Stored records:
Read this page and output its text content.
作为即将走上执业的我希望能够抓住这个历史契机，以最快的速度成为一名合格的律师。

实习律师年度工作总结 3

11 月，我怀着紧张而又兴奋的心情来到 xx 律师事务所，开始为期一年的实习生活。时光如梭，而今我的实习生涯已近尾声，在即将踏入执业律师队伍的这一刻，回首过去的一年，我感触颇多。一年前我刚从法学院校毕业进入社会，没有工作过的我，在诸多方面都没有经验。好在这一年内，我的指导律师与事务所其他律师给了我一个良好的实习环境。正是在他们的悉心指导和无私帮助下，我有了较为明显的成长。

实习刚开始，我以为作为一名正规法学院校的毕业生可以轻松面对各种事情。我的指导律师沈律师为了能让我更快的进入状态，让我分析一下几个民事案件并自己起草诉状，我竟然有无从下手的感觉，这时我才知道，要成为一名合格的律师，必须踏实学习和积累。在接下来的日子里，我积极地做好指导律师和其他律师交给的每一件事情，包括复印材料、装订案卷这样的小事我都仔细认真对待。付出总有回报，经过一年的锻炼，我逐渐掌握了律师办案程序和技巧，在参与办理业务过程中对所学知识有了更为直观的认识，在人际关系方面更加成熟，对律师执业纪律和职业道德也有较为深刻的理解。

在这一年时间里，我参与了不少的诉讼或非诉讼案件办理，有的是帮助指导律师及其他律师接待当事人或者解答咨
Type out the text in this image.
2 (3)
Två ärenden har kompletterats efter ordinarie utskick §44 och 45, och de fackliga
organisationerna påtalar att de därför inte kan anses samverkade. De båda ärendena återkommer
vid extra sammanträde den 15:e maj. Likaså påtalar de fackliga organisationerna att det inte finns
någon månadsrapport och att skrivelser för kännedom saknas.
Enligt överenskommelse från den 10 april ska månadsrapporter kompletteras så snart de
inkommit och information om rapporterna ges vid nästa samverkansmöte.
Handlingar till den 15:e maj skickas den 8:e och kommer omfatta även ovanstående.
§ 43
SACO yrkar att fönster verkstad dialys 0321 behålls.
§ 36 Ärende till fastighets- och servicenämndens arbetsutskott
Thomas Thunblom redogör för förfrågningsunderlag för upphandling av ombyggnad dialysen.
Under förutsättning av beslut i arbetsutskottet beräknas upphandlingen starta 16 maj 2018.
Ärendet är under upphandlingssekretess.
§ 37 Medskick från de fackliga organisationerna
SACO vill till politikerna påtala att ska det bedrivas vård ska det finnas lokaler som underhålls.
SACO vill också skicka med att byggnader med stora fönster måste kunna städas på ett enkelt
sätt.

Short problem: Show the data once more, exactly as it was written.

Complete answer:
Read this page and output its text content.
作为即将走上执业的我希望能够抓住这个历史契机，以最快的速度成为一名合格的律师。

实习律师年度工作总结 3

11 月，我怀着紧张而又兴奋的心情来到 xx 律师事务所，开始为期一年的实习生活。时光如梭，而今我的实习生涯已近尾声，在即将踏入执业律师队伍的这一刻，回首过去的一年，我感触颇多。一年前我刚从法学院校毕业进入社会，没有工作过的我，在诸多方面都没有经验。好在这一年内，我的指导律师与事务所其他律师给了我一个良好的实习环境。正是在他们的悉心指导和无私帮助下，我有了较为明显的成长。

实习刚开始，我以为作为一名正规法学院校的毕业生可以轻松面对各种事情。我的指导律师沈律师为了能让我更快的进入状态，让我分析一下几个民事案件并自己起草诉状，我竟然有无从下手的感觉，这时我才知道，要成为一名合格的律师，必须踏实学习和积累。在接下来的日子里，我积极地做好指导律师和其他律师交给的每一件事情，包括复印材料、装订案卷这样的小事我都仔细认真对待。付出总有回报，经过一年的锻炼，我逐渐掌握了律师办案程序和技巧，在参与办理业务过程中对所学知识有了更为直观的认识，在人际关系方面更加成熟，对律师执业纪律和职业道德也有较为深刻的理解。

在这一年时间里，我参与了不少的诉讼或非诉讼案件办理，有的是帮助指导律师及其他律师接待当事人或者解答咨
Type out the text in this image.
2 (3)
Två ärenden har kompletterats efter ordinarie utskick §44 och 45, och de fackliga
organisationerna påtalar att de därför inte kan anses samverkade. De båda ärendena återkommer
vid extra sammanträde den 15:e maj. Likaså påtalar de fackliga organisationerna att det inte finns
någon månadsrapport och att skrivelser för kännedom saknas.
Enligt överenskommelse från den 10 april ska månadsrapporter kompletteras så snart de
inkommit och information om rapporterna ges vid nästa samverkansmöte.
Handlingar till den 15:e maj skickas den 8:e och kommer omfatta även ovanstående.
§ 43
SACO yrkar att fönster verkstad dialys 0321 behålls.
§ 36 Ärende till fastighets- och servicenämndens arbetsutskott
Thomas Thunblom redogör för förfrågningsunderlag för upphandling av ombyggnad dialysen.
Under förutsättning av beslut i arbetsutskottet beräknas upphandlingen starta 16 maj 2018.
Ärendet är under upphandlingssekretess.
§ 37 Medskick från de fackliga organisationerna
SACO vill till politikerna påtala att ska det bedrivas vård ska det finnas lokaler som underhålls.
SACO vill också skicka med att byggnader med stora fönster måste kunna städas på ett enkelt
sätt.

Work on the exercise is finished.